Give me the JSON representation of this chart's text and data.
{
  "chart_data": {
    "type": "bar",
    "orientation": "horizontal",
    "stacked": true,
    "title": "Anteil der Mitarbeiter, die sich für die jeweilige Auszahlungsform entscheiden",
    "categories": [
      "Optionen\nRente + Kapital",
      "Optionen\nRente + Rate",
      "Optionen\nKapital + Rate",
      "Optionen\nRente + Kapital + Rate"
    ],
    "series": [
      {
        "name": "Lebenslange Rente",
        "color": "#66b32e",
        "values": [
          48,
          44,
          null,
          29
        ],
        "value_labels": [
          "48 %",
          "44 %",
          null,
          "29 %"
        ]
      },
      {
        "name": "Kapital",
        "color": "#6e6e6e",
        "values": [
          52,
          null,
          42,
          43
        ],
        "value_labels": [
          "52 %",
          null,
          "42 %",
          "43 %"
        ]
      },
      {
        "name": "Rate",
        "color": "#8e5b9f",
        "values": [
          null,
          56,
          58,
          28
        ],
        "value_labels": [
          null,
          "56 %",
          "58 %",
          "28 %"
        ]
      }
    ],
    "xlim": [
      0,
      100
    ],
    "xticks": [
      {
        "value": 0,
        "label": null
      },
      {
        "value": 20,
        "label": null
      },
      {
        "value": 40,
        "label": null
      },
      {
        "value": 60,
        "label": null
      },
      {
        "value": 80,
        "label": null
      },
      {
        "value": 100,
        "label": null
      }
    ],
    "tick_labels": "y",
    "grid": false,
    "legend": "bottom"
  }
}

### GOAL
Select every line of the records holding the string "color".

### TASK RESULT
        "color": "#66b32e",
        "color": "#6e6e6e",
        "color": "#8e5b9f",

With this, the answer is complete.